## Begin Material for the task

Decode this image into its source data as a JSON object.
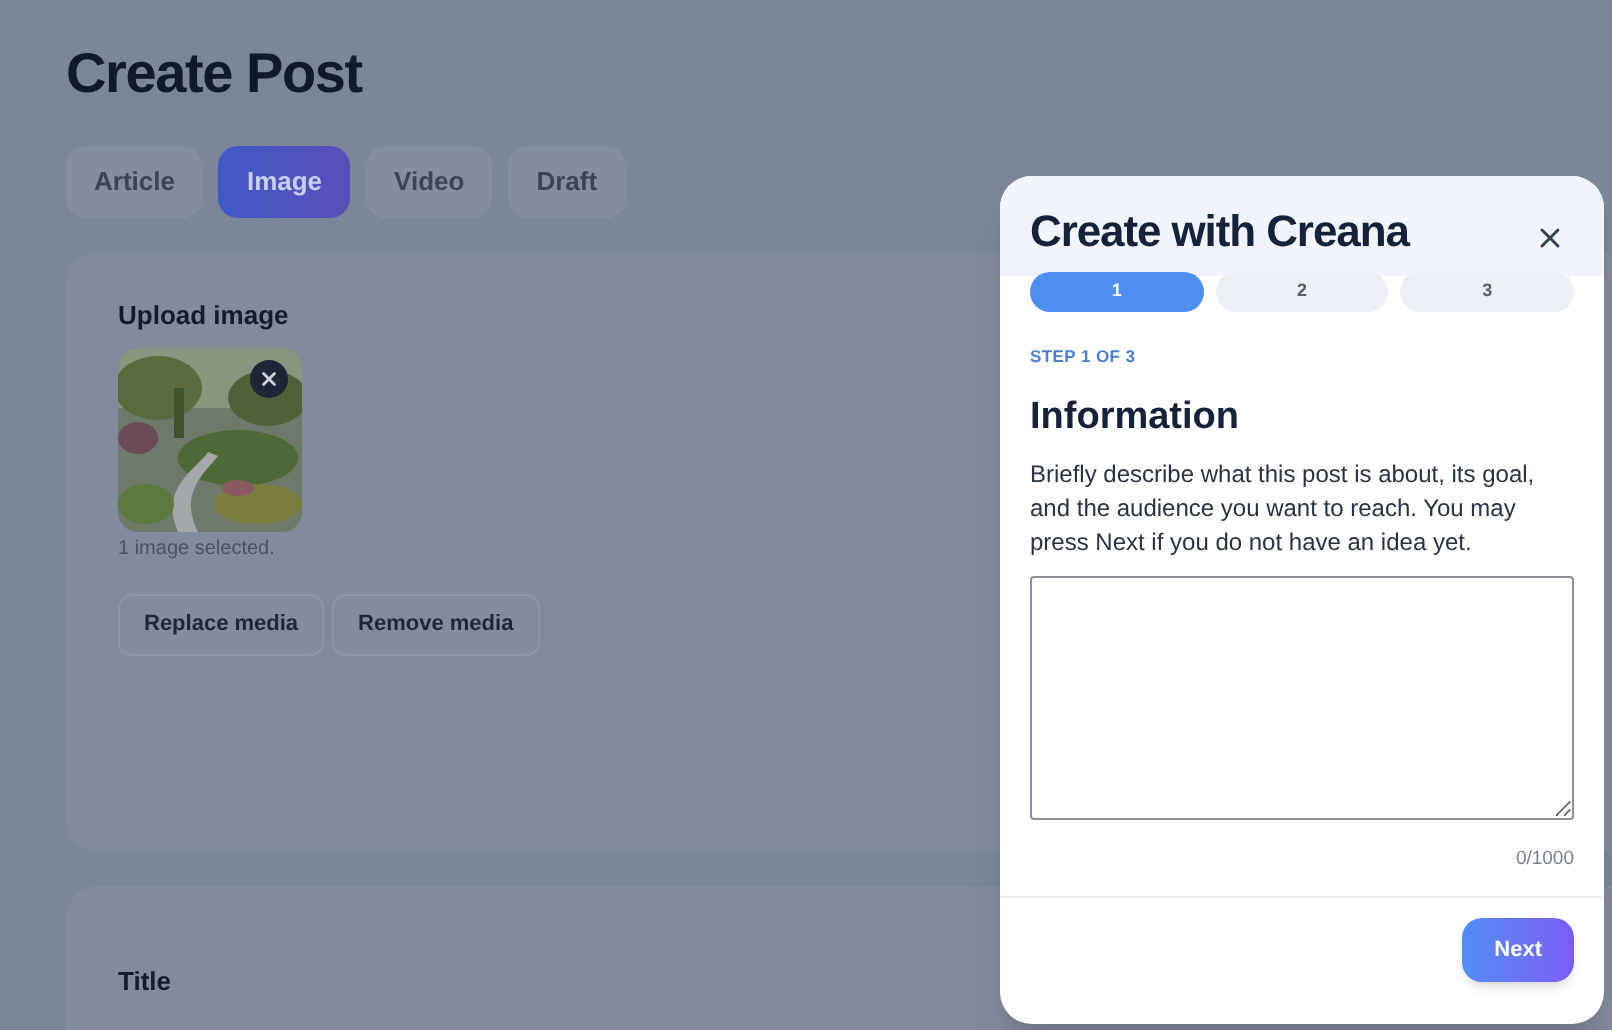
{
  "page": {
    "title": "Create Post"
  },
  "tabs": [
    {
      "label": "Article",
      "selected": false
    },
    {
      "label": "Image",
      "selected": true
    },
    {
      "label": "Video",
      "selected": false
    },
    {
      "label": "Draft",
      "selected": false
    }
  ],
  "upload": {
    "heading": "Upload image",
    "thumbnail": {
      "kind": "picture"
    },
    "status": "1 image selected.",
    "buttons": [
      "Replace media",
      "Remove media"
    ]
  },
  "title_section": {
    "label": "Title"
  },
  "dialog": {
    "title": "Create with Creana",
    "steps": [
      {
        "label": "1",
        "selected": true
      },
      {
        "label": "2",
        "selected": false
      },
      {
        "label": "3",
        "selected": false
      }
    ],
    "step_caption": "STEP 1 OF 3",
    "heading": "Information",
    "description": "Briefly describe what this post is about, its goal, and the audience you want to reach. You may press Next if you do not have an idea yet.",
    "counter": "0/1000",
    "next_button": "Next"
  }
}
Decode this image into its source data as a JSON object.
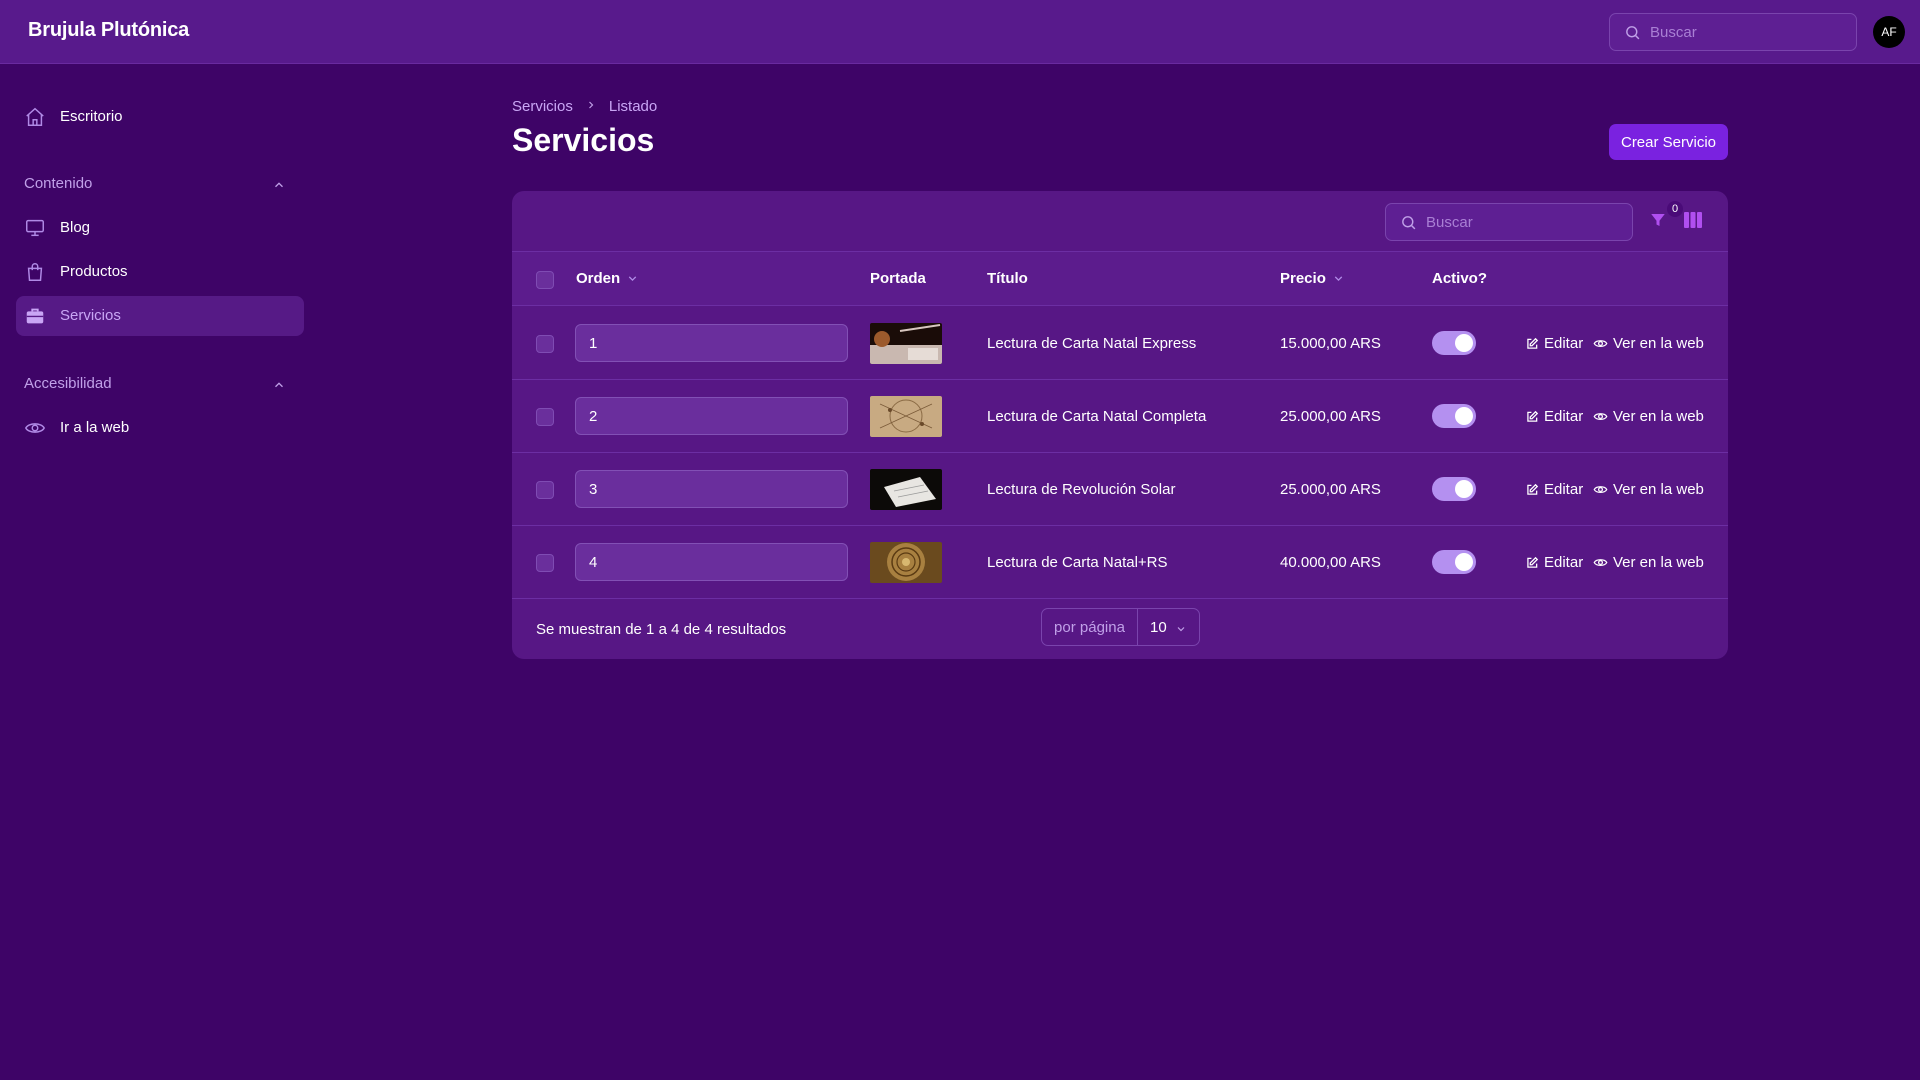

## End Material for the task

Work to complete:
Leave the pictures out and copy the rest of the data exactly.

Finished exercise:
Decode this image into its source data as a JSON object.
{
  "page": {
    "title": "Create Post"
  },
  "tabs": [
    {
      "label": "Article",
      "selected": false
    },
    {
      "label": "Image",
      "selected": true
    },
    {
      "label": "Video",
      "selected": false
    },
    {
      "label": "Draft",
      "selected": false
    }
  ],
  "upload": {
    "heading": "Upload image",
    "thumbnail": {
      "kind": "picture"
    },
    "status": "1 image selected.",
    "buttons": [
      "Replace media",
      "Remove media"
    ]
  },
  "title_section": {
    "label": "Title"
  },
  "dialog": {
    "title": "Create with Creana",
    "steps": [
      {
        "label": "1",
        "selected": true
      },
      {
        "label": "2",
        "selected": false
      },
      {
        "label": "3",
        "selected": false
      }
    ],
    "step_caption": "STEP 1 OF 3",
    "heading": "Information",
    "description": "Briefly describe what this post is about, its goal, and the audience you want to reach. You may press Next if you do not have an idea yet.",
    "counter": "0/1000",
    "next_button": "Next"
  }
}
Decode this image into its source data as a JSON object.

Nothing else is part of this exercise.